GIVEN DATA |
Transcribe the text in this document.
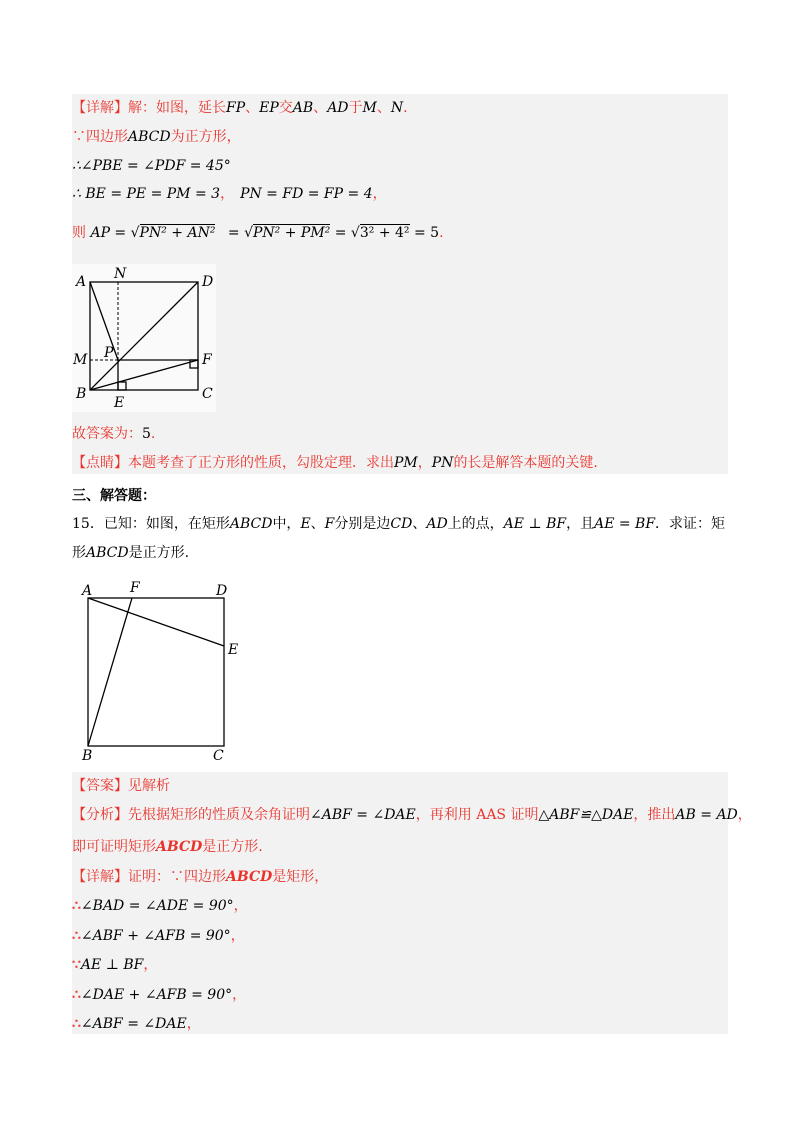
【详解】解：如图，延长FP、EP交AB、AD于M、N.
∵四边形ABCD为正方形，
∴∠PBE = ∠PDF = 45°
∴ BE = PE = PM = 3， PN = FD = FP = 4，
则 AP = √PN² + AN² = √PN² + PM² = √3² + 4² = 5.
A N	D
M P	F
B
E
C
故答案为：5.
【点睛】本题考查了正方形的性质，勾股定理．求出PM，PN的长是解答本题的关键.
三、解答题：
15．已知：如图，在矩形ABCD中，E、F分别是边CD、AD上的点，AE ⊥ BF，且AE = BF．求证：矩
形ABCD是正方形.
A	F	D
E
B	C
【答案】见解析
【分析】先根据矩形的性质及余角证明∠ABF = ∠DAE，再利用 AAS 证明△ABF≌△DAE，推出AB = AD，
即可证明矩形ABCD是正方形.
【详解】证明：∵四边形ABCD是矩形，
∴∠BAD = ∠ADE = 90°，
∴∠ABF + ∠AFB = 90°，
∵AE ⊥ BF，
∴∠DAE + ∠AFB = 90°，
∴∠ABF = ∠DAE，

WHAT IS BEING ASKED |
All preceding records should be duplicated verbatim, images excepted.

EXERCISE SOLUTION |
Transcribe the text in this document.
【详解】解：如图，延长FP、EP交AB、AD于M、N.
∵四边形ABCD为正方形，
∴∠PBE = ∠PDF = 45°
∴ BE = PE = PM = 3， PN = FD = FP = 4，
则 AP = √PN² + AN² = √PN² + PM² = √3² + 4² = 5.
A N	D
M P	F
B
E
C
故答案为：5.
【点睛】本题考查了正方形的性质，勾股定理．求出PM，PN的长是解答本题的关键.
三、解答题：
15．已知：如图，在矩形ABCD中，E、F分别是边CD、AD上的点，AE ⊥ BF，且AE = BF．求证：矩
形ABCD是正方形.
A	F	D
E
B	C
【答案】见解析
【分析】先根据矩形的性质及余角证明∠ABF = ∠DAE，再利用 AAS 证明△ABF≌△DAE，推出AB = AD，
即可证明矩形ABCD是正方形.
【详解】证明：∵四边形ABCD是矩形，
∴∠BAD = ∠ADE = 90°，
∴∠ABF + ∠AFB = 90°，
∵AE ⊥ BF，
∴∠DAE + ∠AFB = 90°，
∴∠ABF = ∠DAE，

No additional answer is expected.